Restate the full set of records exactly, word for word.

─── Entries provided

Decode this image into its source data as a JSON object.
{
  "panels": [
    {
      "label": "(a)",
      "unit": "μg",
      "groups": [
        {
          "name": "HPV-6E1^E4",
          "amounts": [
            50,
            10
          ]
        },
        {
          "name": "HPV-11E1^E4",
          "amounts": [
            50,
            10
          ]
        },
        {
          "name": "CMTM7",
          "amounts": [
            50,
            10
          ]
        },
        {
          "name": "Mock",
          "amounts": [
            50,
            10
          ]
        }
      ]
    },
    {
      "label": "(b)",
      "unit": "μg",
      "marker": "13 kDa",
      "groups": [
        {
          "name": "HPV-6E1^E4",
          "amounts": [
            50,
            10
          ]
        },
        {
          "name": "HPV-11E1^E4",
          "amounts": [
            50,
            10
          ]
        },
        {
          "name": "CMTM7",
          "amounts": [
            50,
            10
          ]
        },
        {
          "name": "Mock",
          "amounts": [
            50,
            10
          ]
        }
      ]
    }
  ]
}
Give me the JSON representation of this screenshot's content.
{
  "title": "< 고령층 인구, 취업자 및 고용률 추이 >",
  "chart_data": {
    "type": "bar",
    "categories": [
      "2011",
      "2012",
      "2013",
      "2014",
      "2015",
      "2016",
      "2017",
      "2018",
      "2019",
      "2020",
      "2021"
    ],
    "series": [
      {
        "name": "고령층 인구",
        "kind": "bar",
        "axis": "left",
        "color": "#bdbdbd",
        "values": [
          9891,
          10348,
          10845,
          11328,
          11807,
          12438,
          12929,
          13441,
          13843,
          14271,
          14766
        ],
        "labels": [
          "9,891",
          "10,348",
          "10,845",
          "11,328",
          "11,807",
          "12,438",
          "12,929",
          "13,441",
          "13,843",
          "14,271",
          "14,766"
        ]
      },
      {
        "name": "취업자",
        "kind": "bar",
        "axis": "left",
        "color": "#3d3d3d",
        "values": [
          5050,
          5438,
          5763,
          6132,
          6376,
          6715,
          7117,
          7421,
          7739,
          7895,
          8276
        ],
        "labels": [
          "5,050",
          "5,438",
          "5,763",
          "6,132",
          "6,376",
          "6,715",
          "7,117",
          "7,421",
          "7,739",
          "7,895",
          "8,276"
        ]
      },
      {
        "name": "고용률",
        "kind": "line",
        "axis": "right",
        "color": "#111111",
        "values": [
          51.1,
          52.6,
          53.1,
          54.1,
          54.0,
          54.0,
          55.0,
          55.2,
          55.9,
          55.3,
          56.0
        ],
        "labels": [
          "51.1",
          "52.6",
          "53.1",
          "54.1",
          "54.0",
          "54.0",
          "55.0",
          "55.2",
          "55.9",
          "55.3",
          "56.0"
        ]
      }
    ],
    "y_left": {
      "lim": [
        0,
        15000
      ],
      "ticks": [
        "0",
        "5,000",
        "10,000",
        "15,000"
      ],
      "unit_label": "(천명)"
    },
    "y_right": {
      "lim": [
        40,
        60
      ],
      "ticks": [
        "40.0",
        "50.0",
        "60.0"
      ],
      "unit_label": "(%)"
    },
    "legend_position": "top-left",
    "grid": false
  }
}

──────

*Complete output*
Decode this image into its source data as a JSON object.
{
  "panels": [
    {
      "label": "(a)",
      "unit": "μg",
      "groups": [
        {
          "name": "HPV-6E1^E4",
          "amounts": [
            50,
            10
          ]
        },
        {
          "name": "HPV-11E1^E4",
          "amounts": [
            50,
            10
          ]
        },
        {
          "name": "CMTM7",
          "amounts": [
            50,
            10
          ]
        },
        {
          "name": "Mock",
          "amounts": [
            50,
            10
          ]
        }
      ]
    },
    {
      "label": "(b)",
      "unit": "μg",
      "marker": "13 kDa",
      "groups": [
        {
          "name": "HPV-6E1^E4",
          "amounts": [
            50,
            10
          ]
        },
        {
          "name": "HPV-11E1^E4",
          "amounts": [
            50,
            10
          ]
        },
        {
          "name": "CMTM7",
          "amounts": [
            50,
            10
          ]
        },
        {
          "name": "Mock",
          "amounts": [
            50,
            10
          ]
        }
      ]
    }
  ]
}
Give me the JSON representation of this screenshot's content.
{
  "title": "< 고령층 인구, 취업자 및 고용률 추이 >",
  "chart_data": {
    "type": "bar",
    "categories": [
      "2011",
      "2012",
      "2013",
      "2014",
      "2015",
      "2016",
      "2017",
      "2018",
      "2019",
      "2020",
      "2021"
    ],
    "series": [
      {
        "name": "고령층 인구",
        "kind": "bar",
        "axis": "left",
        "color": "#bdbdbd",
        "values": [
          9891,
          10348,
          10845,
          11328,
          11807,
          12438,
          12929,
          13441,
          13843,
          14271,
          14766
        ],
        "labels": [
          "9,891",
          "10,348",
          "10,845",
          "11,328",
          "11,807",
          "12,438",
          "12,929",
          "13,441",
          "13,843",
          "14,271",
          "14,766"
        ]
      },
      {
        "name": "취업자",
        "kind": "bar",
        "axis": "left",
        "color": "#3d3d3d",
        "values": [
          5050,
          5438,
          5763,
          6132,
          6376,
          6715,
          7117,
          7421,
          7739,
          7895,
          8276
        ],
        "labels": [
          "5,050",
          "5,438",
          "5,763",
          "6,132",
          "6,376",
          "6,715",
          "7,117",
          "7,421",
          "7,739",
          "7,895",
          "8,276"
        ]
      },
      {
        "name": "고용률",
        "kind": "line",
        "axis": "right",
        "color": "#111111",
        "values": [
          51.1,
          52.6,
          53.1,
          54.1,
          54.0,
          54.0,
          55.0,
          55.2,
          55.9,
          55.3,
          56.0
        ],
        "labels": [
          "51.1",
          "52.6",
          "53.1",
          "54.1",
          "54.0",
          "54.0",
          "55.0",
          "55.2",
          "55.9",
          "55.3",
          "56.0"
        ]
      }
    ],
    "y_left": {
      "lim": [
        0,
        15000
      ],
      "ticks": [
        "0",
        "5,000",
        "10,000",
        "15,000"
      ],
      "unit_label": "(천명)"
    },
    "y_right": {
      "lim": [
        40,
        60
      ],
      "ticks": [
        "40.0",
        "50.0",
        "60.0"
      ],
      "unit_label": "(%)"
    },
    "legend_position": "top-left",
    "grid": false
  }
}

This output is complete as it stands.